> **The problem**: State the number of lines that contain the word "Join", and add nothing else.

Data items
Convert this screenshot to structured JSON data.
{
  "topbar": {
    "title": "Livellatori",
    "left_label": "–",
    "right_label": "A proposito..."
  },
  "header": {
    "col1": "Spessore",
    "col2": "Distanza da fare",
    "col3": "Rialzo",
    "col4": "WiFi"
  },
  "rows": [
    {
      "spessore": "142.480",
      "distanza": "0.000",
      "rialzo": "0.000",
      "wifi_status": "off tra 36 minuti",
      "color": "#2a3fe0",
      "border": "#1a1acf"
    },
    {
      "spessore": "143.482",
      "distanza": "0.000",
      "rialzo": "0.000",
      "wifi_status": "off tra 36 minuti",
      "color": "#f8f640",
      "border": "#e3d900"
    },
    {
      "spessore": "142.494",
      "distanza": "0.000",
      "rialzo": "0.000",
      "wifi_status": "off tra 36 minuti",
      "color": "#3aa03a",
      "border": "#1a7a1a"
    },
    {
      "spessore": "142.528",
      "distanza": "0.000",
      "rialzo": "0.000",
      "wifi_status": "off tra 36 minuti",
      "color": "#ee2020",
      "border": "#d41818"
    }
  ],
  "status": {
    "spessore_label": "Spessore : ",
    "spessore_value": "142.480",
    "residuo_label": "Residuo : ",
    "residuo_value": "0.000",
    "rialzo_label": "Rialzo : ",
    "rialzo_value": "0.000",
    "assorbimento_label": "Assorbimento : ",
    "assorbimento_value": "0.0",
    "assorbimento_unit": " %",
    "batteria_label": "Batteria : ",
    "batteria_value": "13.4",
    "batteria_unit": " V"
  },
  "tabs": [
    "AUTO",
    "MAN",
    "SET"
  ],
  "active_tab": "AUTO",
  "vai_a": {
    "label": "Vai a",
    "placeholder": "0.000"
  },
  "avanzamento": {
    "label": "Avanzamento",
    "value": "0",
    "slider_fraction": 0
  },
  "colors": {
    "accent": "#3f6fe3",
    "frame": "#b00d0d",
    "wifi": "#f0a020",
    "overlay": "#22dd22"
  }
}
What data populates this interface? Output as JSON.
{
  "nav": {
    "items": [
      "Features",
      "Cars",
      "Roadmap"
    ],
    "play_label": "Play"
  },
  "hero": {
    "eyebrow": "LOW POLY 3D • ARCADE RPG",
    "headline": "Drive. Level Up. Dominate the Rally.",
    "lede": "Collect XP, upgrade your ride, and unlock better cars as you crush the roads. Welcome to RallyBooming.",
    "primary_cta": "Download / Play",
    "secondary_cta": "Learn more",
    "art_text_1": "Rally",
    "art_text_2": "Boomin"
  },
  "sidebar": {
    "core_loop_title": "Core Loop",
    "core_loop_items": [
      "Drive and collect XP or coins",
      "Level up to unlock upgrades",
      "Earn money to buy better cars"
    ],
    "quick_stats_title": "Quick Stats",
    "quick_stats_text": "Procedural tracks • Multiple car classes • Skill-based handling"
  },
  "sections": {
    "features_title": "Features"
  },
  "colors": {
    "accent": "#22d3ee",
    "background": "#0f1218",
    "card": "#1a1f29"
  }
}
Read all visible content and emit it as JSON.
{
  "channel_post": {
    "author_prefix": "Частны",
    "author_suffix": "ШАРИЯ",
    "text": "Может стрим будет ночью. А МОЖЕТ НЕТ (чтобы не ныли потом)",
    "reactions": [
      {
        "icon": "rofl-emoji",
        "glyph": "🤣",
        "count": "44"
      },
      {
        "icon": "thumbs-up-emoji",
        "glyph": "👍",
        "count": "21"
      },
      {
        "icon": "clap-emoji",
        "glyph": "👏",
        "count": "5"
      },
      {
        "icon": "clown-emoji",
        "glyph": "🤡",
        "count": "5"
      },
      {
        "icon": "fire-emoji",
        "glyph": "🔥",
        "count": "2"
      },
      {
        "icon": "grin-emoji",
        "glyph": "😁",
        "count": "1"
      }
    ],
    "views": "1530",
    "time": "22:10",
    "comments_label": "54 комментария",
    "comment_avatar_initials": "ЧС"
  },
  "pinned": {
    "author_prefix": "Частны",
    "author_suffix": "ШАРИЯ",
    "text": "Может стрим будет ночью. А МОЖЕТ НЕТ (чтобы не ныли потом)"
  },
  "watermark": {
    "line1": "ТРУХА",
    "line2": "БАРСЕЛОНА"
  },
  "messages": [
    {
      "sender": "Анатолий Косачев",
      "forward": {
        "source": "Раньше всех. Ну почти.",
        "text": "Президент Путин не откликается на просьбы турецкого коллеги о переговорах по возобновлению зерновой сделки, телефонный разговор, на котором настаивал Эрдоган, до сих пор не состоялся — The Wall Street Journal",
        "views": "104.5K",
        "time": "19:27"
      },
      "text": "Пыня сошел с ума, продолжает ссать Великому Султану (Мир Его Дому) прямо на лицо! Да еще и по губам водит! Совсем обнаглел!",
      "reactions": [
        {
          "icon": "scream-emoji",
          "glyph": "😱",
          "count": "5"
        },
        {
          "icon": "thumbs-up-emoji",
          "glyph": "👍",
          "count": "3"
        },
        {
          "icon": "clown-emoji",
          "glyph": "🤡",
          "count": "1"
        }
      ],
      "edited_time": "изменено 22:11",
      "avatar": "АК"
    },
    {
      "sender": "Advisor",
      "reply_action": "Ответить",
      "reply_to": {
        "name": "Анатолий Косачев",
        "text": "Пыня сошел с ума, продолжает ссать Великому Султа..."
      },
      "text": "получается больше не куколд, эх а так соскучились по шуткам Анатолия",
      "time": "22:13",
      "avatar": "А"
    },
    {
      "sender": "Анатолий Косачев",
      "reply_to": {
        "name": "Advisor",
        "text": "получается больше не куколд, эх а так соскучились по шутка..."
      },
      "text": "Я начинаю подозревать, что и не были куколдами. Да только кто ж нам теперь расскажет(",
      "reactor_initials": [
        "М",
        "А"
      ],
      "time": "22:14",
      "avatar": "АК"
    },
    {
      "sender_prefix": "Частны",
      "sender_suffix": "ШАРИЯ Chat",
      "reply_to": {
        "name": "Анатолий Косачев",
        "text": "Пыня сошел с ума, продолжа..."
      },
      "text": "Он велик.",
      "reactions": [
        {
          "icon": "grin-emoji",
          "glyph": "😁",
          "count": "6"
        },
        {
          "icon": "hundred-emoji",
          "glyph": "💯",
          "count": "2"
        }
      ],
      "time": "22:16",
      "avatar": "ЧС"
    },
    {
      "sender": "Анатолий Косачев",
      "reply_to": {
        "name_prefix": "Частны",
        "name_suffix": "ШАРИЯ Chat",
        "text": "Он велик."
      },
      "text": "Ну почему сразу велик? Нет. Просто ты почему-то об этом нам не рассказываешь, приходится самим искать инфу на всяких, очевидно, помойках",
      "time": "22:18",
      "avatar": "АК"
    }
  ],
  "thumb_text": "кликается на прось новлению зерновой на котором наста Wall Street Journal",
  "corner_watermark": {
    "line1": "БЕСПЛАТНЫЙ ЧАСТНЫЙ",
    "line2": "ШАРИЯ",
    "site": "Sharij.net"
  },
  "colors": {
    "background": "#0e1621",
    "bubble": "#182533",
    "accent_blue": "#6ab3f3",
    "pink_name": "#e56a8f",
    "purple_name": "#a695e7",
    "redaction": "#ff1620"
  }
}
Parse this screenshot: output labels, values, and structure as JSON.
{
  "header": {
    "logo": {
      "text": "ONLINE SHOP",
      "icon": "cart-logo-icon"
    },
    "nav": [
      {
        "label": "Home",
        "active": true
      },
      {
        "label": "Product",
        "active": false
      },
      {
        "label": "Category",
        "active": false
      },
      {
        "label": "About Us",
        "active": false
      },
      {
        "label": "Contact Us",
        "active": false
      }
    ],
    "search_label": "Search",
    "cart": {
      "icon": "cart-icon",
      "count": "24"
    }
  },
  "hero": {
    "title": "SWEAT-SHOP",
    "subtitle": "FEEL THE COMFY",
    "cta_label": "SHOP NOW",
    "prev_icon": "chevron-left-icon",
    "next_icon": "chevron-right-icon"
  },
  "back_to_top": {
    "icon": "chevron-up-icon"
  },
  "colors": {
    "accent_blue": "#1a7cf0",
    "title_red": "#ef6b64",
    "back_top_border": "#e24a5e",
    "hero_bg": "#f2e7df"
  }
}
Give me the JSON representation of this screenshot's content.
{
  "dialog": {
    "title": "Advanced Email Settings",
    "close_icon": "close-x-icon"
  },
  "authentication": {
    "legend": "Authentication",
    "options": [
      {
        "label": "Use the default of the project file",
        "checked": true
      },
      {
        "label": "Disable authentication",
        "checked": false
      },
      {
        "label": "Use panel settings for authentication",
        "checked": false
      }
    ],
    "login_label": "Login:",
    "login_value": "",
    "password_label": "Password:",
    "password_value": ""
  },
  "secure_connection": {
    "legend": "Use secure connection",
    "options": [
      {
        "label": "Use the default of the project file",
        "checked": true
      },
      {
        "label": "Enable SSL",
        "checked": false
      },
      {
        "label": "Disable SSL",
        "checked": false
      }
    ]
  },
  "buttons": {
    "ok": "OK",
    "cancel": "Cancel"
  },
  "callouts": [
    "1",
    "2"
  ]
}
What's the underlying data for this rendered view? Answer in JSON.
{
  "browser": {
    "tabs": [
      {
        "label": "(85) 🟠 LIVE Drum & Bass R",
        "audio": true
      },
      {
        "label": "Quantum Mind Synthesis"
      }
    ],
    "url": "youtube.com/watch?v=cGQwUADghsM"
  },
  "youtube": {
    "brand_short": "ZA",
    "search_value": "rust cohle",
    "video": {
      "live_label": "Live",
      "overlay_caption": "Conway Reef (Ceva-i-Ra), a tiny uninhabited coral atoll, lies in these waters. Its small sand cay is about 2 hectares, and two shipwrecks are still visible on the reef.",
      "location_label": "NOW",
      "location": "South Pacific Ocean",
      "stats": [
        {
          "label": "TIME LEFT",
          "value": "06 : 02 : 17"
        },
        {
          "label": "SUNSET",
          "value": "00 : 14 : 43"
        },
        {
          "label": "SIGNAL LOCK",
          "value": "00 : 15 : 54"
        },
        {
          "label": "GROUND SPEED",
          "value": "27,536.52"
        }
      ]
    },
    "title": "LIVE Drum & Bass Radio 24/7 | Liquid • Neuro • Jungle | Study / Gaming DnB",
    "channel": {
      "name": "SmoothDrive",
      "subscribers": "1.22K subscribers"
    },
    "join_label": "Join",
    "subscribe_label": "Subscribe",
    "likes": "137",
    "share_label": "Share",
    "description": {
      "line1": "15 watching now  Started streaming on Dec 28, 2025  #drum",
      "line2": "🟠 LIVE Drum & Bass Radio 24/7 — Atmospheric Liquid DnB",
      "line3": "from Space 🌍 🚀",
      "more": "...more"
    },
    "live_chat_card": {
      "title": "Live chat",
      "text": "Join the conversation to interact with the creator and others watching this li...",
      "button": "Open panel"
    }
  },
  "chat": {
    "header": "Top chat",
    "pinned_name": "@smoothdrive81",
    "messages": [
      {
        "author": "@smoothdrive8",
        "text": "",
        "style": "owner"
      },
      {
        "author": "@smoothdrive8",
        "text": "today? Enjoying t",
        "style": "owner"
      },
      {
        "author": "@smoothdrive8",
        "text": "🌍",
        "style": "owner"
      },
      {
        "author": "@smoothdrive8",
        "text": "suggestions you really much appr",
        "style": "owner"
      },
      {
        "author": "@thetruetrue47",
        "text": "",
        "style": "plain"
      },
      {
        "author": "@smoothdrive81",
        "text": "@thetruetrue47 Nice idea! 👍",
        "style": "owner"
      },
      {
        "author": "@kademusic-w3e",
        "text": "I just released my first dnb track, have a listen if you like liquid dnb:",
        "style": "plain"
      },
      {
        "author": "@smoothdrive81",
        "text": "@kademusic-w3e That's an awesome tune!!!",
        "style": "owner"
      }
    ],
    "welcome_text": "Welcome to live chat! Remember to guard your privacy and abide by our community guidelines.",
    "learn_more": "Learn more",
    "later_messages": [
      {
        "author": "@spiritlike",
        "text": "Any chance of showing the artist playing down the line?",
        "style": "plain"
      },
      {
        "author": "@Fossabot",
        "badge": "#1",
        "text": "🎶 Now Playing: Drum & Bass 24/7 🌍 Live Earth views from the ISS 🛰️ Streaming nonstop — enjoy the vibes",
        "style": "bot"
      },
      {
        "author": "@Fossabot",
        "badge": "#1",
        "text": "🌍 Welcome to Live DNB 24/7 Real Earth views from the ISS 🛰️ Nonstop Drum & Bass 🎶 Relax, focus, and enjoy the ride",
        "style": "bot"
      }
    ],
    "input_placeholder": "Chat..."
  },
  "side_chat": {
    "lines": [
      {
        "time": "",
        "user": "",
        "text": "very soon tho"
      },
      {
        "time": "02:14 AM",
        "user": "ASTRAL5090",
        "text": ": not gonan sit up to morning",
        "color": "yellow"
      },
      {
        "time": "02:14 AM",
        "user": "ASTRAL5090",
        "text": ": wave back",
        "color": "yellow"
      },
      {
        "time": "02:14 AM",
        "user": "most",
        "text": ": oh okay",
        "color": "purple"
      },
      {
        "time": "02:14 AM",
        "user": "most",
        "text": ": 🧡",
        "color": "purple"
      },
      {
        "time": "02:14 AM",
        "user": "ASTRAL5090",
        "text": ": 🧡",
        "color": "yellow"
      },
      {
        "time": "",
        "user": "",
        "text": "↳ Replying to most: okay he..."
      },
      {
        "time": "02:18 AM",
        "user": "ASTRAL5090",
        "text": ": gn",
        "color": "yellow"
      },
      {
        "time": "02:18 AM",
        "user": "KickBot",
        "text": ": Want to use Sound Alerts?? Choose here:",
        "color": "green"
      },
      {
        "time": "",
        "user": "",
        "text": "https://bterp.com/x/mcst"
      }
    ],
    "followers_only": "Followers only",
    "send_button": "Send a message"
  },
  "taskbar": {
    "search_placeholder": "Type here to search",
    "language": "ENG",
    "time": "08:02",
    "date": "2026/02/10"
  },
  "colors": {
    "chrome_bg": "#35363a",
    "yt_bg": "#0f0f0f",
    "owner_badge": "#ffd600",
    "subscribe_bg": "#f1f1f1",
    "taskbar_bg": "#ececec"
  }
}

> **Correct response**: 2